# [Exercise brief]
Your task is to give the listing below back word for word, pictures excluded.

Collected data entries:
>> Begin

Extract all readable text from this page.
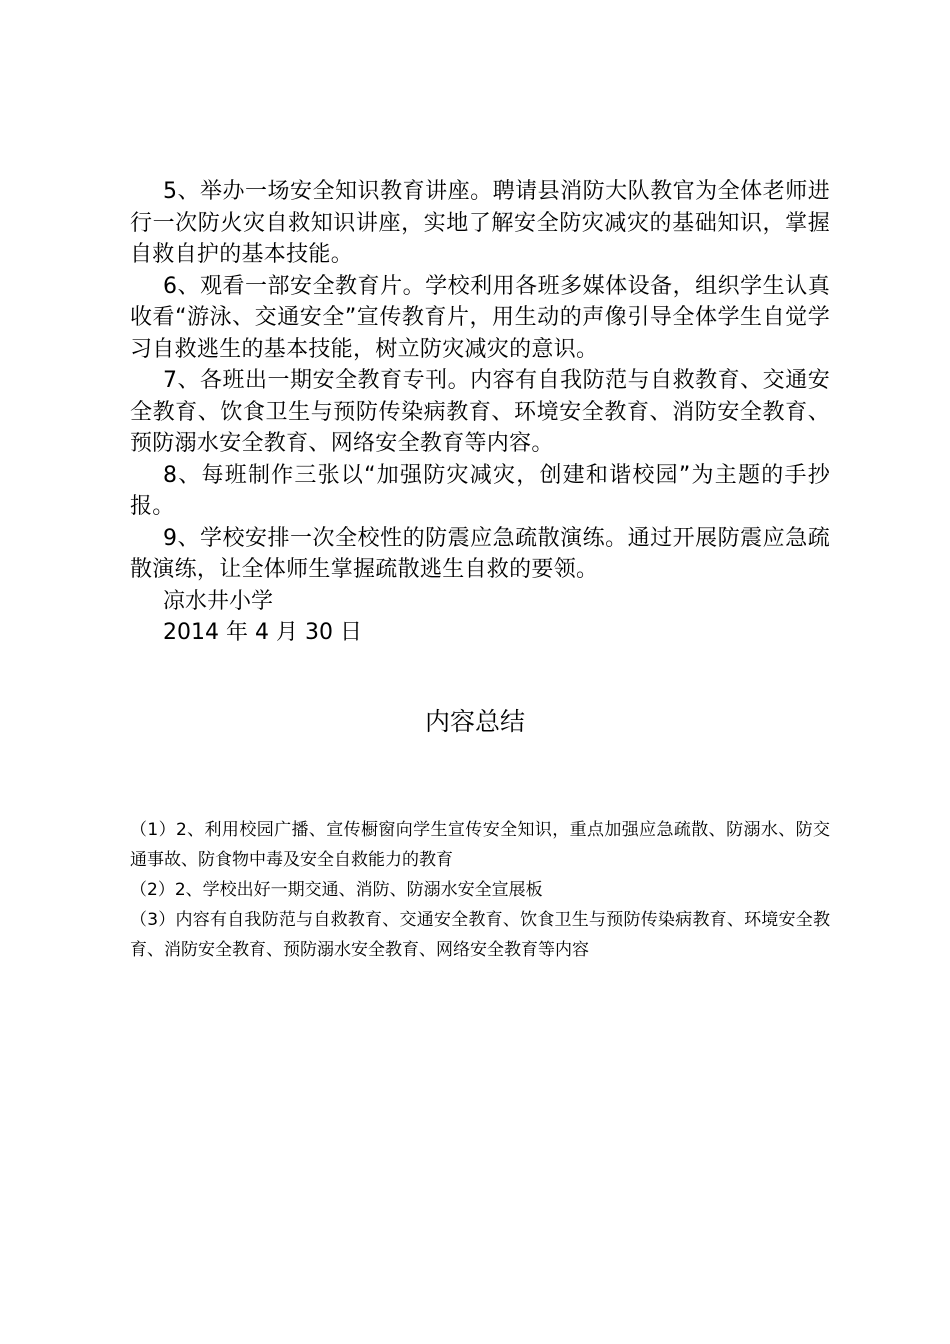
5、举办一场安全知识教育讲座。聘请县消防大队教官为全体老师进行一次防火灾自救知识讲座，实地了解安全防灾减灾的基础知识，掌握自救自护的基本技能。

6、观看一部安全教育片。学校利用各班多媒体设备，组织学生认真收看“游泳、交通安全”宣传教育片，用生动的声像引导全体学生自觉学习自救逃生的基本技能，树立防灾减灾的意识。

7、各班出一期安全教育专刊。内容有自我防范与自救教育、交通安全教育、饮食卫生与预防传染病教育、环境安全教育、消防安全教育、预防溺水安全教育、网络安全教育等内容。

8、每班制作三张以“加强防灾减灾，创建和谐校园”为主题的手抄报。

9、学校安排一次全校性的防震应急疏散演练。通过开展防震应急疏散演练，让全体师生掌握疏散逃生自救的要领。

凉水井小学

2014 年 4 月 30 日

内容总结

（1）2、利用校园广播、宣传橱窗向学生宣传安全知识，重点加强应急疏散、防溺水、防交通事故、防食物中毒及安全自救能力的教育

（2）2、学校出好一期交通、消防、防溺水安全宣展板

（3）内容有自我防范与自救教育、交通安全教育、饮食卫生与预防传染病教育、环境安全教育、消防安全教育、预防溺水安全教育、网络安全教育等内容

>> End

# [Expected answer]
Extract all readable text from this page.
5、举办一场安全知识教育讲座。聘请县消防大队教官为全体老师进行一次防火灾自救知识讲座，实地了解安全防灾减灾的基础知识，掌握自救自护的基本技能。

6、观看一部安全教育片。学校利用各班多媒体设备，组织学生认真收看“游泳、交通安全”宣传教育片，用生动的声像引导全体学生自觉学习自救逃生的基本技能，树立防灾减灾的意识。

7、各班出一期安全教育专刊。内容有自我防范与自救教育、交通安全教育、饮食卫生与预防传染病教育、环境安全教育、消防安全教育、预防溺水安全教育、网络安全教育等内容。

8、每班制作三张以“加强防灾减灾，创建和谐校园”为主题的手抄报。

9、学校安排一次全校性的防震应急疏散演练。通过开展防震应急疏散演练，让全体师生掌握疏散逃生自救的要领。

凉水井小学

2014 年 4 月 30 日

内容总结

（1）2、利用校园广播、宣传橱窗向学生宣传安全知识，重点加强应急疏散、防溺水、防交通事故、防食物中毒及安全自救能力的教育

（2）2、学校出好一期交通、消防、防溺水安全宣展板

（3）内容有自我防范与自救教育、交通安全教育、饮食卫生与预防传染病教育、环境安全教育、消防安全教育、预防溺水安全教育、网络安全教育等内容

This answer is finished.